● **WHAT THE EXERCISE ASKS**
Work out how many lines of the data hold the string "xlabel", and reply with that number alone.

Records from a data collection:
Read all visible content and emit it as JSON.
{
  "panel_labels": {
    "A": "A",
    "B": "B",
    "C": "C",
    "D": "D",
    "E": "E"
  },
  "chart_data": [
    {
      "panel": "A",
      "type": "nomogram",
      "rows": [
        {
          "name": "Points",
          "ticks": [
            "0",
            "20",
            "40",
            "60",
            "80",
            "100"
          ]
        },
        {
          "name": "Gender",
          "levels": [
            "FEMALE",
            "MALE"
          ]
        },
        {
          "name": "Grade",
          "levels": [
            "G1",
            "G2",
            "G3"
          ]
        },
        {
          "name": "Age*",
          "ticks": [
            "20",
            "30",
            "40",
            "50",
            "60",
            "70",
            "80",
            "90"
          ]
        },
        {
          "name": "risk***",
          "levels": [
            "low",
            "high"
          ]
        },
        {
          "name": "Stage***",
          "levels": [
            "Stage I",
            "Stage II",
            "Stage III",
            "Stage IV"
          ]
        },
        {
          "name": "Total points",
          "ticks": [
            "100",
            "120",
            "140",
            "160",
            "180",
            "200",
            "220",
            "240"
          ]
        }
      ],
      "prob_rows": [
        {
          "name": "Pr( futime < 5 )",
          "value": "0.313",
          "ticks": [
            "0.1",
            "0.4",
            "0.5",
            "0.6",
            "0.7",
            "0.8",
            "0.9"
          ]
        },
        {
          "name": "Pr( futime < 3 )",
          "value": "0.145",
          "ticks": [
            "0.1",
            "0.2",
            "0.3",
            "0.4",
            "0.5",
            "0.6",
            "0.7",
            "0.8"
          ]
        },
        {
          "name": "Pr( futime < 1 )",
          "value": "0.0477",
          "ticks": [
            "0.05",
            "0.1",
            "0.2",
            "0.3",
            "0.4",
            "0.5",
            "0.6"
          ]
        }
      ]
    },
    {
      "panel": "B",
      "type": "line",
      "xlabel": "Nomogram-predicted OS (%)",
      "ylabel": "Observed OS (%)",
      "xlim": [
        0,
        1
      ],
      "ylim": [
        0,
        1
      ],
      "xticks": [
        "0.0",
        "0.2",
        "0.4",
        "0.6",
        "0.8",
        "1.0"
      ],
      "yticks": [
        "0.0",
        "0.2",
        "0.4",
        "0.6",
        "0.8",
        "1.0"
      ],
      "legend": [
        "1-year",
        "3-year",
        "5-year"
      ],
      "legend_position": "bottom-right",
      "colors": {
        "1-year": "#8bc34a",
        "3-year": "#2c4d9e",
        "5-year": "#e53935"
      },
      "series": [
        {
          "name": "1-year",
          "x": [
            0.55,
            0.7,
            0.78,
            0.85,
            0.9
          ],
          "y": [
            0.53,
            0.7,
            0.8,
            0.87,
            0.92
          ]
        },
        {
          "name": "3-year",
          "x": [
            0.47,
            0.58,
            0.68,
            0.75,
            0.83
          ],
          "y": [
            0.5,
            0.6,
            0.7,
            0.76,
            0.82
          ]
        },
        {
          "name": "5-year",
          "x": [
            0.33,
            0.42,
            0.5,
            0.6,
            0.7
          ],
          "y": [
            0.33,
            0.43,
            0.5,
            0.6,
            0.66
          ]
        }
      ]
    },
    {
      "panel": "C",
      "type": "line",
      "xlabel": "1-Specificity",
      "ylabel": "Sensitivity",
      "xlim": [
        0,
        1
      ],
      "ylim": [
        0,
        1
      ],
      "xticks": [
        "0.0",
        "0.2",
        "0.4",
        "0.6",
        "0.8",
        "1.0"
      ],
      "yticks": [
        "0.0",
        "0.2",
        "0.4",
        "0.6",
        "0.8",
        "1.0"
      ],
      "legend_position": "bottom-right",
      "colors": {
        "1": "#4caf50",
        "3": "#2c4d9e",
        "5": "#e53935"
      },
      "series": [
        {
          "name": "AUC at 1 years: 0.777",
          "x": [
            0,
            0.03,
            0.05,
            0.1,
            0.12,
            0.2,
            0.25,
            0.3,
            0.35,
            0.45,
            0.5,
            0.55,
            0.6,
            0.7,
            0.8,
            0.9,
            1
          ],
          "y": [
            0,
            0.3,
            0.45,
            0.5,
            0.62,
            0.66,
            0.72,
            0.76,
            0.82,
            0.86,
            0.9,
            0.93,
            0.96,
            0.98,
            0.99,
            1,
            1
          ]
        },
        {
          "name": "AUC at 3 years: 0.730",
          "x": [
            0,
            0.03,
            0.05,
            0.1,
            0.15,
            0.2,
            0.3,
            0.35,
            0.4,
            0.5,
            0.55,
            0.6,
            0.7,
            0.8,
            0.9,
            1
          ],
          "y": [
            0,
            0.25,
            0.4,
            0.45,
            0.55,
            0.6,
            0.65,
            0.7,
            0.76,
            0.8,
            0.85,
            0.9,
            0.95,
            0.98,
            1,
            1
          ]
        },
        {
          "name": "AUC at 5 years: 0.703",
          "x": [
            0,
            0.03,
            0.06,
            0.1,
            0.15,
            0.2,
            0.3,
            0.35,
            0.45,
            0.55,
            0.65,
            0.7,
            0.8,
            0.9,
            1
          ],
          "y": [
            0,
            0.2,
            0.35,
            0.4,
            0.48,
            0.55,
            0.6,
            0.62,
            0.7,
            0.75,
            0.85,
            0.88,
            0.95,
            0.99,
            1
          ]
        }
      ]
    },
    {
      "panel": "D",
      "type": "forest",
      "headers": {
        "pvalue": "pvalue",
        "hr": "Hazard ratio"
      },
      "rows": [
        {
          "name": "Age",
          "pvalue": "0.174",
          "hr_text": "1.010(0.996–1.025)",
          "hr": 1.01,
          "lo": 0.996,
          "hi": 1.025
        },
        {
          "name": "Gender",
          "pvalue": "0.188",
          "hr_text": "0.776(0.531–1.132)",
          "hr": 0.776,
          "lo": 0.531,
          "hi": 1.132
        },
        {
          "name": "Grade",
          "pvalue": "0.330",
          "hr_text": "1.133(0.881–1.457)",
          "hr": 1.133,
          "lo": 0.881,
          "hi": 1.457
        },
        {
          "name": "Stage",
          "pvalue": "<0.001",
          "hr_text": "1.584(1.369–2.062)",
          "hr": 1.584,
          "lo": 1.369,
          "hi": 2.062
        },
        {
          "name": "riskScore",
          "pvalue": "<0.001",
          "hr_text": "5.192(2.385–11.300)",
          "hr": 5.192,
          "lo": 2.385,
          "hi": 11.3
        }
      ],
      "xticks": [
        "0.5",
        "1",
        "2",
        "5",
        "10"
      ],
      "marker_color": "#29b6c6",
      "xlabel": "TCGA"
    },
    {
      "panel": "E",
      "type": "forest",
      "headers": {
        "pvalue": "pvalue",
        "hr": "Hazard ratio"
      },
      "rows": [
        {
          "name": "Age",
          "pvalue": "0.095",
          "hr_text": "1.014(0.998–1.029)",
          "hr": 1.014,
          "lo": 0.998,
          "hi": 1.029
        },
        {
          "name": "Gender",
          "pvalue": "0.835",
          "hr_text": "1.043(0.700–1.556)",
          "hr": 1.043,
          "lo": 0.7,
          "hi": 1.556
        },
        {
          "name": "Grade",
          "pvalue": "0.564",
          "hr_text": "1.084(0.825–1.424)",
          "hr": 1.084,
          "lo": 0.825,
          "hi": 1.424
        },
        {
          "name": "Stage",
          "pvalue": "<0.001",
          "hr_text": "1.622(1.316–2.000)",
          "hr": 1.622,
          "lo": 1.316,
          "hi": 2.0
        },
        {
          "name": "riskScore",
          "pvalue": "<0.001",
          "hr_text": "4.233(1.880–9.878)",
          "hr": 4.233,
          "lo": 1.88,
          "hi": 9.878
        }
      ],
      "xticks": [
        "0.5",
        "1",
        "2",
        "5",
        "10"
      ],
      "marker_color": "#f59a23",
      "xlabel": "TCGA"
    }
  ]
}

● **THE RESULT**
4